[Start of Provided records]
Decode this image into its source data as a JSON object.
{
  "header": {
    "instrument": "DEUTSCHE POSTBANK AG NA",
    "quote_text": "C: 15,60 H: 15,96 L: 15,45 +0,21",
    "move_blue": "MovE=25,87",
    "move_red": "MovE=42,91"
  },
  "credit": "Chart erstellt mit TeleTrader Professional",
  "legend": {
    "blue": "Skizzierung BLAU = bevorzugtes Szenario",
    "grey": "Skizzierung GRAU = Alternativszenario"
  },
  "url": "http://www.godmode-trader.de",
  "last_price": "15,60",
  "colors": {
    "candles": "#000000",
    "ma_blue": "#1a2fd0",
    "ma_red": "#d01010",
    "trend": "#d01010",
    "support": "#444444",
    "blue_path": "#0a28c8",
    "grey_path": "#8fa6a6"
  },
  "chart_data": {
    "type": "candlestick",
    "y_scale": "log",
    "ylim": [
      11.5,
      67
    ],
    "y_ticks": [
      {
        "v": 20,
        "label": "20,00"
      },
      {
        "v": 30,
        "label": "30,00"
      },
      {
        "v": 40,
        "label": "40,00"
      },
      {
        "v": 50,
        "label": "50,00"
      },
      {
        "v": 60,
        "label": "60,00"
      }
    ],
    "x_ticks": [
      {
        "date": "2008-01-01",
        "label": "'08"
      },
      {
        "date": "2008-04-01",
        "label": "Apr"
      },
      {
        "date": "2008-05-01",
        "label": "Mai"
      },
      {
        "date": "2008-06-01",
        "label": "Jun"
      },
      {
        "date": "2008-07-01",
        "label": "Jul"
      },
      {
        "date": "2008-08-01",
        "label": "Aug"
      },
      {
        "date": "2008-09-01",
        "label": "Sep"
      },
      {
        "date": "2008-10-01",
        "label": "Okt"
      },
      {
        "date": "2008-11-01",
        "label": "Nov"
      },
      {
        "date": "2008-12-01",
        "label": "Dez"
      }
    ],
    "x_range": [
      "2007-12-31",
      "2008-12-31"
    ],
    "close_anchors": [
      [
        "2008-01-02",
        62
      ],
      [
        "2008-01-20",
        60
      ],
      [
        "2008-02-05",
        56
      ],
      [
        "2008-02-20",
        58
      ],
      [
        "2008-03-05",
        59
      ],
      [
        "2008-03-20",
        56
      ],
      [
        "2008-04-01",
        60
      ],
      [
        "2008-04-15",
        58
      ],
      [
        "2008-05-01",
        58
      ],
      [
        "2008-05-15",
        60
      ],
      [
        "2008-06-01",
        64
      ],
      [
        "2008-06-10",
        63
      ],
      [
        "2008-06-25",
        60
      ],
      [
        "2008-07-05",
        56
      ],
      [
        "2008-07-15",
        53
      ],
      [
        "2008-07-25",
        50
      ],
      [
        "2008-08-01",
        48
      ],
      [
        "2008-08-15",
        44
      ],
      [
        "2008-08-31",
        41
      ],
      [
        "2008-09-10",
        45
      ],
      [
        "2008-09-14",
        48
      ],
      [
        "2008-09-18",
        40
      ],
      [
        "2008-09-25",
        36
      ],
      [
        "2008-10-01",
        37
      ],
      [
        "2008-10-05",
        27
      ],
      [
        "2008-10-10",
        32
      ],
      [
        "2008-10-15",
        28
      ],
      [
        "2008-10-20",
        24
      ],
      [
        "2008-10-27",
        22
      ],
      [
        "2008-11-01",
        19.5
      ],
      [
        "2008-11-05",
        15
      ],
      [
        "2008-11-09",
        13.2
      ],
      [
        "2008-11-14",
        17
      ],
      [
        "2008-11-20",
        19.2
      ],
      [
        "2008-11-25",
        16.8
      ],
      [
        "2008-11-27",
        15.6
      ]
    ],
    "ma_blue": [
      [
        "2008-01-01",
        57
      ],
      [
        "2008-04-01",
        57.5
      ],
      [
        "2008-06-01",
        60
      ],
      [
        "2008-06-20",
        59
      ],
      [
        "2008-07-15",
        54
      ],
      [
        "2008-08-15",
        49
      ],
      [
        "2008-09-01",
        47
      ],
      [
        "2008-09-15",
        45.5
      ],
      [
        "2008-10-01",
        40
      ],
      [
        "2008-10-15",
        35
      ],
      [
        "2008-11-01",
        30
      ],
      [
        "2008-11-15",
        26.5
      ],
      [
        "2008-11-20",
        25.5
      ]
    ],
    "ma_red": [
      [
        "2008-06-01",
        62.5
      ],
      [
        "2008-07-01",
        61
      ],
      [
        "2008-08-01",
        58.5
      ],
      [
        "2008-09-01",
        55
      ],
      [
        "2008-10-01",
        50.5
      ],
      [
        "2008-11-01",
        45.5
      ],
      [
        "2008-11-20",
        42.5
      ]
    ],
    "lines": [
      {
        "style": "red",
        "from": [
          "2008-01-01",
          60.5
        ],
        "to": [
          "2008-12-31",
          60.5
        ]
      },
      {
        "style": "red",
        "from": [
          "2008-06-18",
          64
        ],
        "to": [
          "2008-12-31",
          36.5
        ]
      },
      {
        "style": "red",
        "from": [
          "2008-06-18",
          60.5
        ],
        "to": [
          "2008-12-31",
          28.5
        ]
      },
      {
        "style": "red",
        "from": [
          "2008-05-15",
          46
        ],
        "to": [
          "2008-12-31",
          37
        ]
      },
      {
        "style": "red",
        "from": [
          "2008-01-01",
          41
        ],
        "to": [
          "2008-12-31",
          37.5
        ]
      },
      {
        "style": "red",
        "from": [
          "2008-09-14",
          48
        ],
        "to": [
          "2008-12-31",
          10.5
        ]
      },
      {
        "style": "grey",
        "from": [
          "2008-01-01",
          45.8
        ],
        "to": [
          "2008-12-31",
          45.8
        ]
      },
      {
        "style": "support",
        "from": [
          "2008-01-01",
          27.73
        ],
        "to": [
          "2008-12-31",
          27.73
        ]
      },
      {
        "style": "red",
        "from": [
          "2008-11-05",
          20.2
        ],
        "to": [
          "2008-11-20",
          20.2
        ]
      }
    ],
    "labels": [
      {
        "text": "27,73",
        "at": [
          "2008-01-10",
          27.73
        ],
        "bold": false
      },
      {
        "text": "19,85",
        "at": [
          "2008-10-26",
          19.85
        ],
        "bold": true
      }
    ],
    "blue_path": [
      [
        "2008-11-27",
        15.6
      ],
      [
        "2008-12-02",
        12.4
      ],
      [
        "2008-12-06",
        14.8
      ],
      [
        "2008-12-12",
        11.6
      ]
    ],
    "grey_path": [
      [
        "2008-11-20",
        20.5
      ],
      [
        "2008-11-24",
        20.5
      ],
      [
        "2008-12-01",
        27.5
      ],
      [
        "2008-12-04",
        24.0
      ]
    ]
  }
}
[End of Provided records]
Goal = Your answer should be a single number: the count of lines in these records that hold the string "date".

Task output = 10